→ Given instruction
Using the records below, give the number of lines where the word "into" appears, with no further output.

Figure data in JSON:

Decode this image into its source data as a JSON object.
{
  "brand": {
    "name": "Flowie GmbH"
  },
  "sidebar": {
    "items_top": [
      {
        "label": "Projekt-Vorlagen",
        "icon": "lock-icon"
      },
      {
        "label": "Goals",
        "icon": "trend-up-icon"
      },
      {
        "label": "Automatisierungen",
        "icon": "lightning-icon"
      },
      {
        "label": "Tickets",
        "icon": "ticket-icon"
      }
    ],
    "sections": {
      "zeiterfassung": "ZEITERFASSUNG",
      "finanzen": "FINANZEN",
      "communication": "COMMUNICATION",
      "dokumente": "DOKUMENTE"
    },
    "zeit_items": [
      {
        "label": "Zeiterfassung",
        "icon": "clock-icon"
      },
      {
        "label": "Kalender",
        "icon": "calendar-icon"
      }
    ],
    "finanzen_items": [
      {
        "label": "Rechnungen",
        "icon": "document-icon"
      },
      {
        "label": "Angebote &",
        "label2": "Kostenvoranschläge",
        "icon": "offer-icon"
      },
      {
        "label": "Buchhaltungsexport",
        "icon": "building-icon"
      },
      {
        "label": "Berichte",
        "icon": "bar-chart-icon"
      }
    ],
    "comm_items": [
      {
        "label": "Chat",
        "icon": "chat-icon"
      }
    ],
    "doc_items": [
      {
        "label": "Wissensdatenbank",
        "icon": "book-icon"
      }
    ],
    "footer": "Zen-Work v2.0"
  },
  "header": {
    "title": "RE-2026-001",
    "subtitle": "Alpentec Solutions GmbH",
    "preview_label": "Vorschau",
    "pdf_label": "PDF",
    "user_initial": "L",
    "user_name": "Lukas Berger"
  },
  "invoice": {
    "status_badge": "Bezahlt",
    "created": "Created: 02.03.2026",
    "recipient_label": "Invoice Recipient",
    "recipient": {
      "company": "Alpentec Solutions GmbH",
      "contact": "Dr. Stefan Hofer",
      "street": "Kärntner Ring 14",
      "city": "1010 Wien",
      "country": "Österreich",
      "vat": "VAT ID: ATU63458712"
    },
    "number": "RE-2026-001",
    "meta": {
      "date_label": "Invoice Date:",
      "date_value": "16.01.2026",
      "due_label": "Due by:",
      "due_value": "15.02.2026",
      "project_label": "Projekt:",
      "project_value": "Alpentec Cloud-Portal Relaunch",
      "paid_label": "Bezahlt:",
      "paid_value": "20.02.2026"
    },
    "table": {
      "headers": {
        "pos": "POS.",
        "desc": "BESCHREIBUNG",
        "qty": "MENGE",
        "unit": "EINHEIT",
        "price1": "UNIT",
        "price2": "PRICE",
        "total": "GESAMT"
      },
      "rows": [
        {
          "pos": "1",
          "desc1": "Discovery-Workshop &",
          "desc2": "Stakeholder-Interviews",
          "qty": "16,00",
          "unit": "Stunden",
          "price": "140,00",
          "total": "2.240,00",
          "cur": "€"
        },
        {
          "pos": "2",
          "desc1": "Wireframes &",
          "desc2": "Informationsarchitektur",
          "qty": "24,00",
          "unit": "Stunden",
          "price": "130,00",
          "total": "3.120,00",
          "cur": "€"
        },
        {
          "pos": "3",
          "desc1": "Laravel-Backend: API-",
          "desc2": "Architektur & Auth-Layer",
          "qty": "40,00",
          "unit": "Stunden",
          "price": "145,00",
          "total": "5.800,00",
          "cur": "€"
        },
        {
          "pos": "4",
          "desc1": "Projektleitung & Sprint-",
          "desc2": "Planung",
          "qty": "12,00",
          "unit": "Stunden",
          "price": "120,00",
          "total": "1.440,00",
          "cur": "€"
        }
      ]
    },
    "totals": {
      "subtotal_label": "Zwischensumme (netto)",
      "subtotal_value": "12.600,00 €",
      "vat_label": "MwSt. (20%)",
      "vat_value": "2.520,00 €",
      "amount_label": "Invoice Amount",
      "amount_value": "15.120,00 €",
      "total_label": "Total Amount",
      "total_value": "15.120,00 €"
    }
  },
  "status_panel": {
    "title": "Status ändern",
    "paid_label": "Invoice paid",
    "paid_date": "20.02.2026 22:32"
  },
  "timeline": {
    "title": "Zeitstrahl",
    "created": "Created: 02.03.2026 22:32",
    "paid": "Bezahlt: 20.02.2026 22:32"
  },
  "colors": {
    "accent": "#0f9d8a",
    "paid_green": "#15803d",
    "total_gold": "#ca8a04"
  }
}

==

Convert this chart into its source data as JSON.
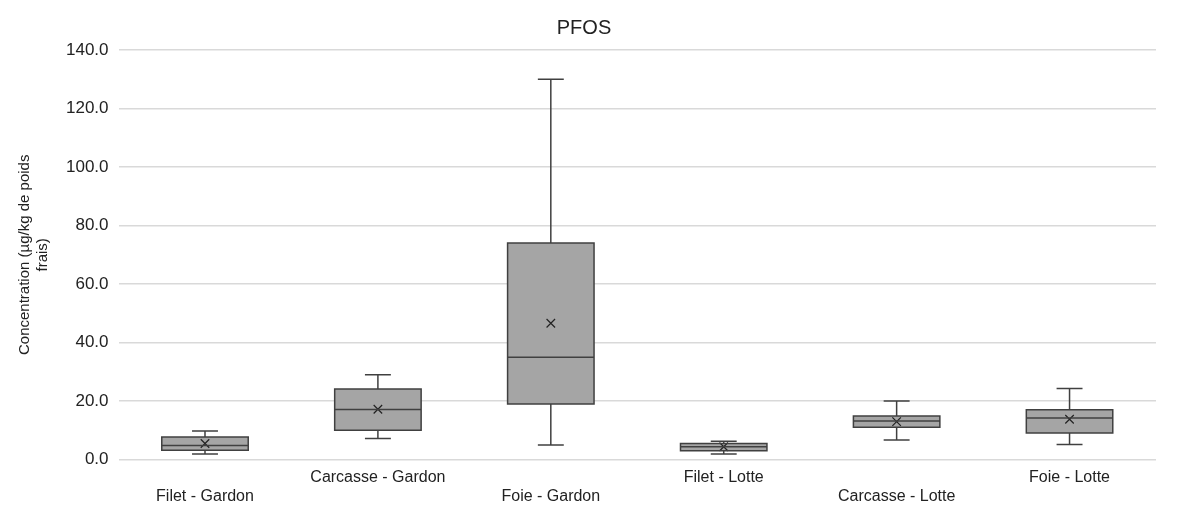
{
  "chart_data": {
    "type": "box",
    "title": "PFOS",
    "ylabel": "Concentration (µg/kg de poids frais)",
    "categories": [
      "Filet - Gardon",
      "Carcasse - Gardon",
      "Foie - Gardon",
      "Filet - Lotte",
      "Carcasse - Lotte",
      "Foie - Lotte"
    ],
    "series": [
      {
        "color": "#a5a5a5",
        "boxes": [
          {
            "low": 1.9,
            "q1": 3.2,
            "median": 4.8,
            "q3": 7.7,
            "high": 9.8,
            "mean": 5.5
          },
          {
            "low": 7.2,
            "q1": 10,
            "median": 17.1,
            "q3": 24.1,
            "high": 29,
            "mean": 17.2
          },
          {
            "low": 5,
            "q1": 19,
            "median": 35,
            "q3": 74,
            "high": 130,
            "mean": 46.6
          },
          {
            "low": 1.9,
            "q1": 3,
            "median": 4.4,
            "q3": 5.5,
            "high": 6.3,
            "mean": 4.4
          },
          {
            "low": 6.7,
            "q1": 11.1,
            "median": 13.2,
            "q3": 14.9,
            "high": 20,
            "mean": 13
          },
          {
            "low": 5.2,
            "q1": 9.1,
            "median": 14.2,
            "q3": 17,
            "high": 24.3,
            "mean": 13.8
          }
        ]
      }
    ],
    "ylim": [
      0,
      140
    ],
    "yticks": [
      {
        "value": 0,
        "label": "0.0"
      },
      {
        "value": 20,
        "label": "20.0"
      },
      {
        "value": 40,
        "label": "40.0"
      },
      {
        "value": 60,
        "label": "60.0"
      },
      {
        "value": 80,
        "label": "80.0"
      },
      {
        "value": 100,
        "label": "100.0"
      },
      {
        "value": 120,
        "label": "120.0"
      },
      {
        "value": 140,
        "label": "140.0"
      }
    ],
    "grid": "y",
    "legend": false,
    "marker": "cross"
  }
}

→ Answer for the task
2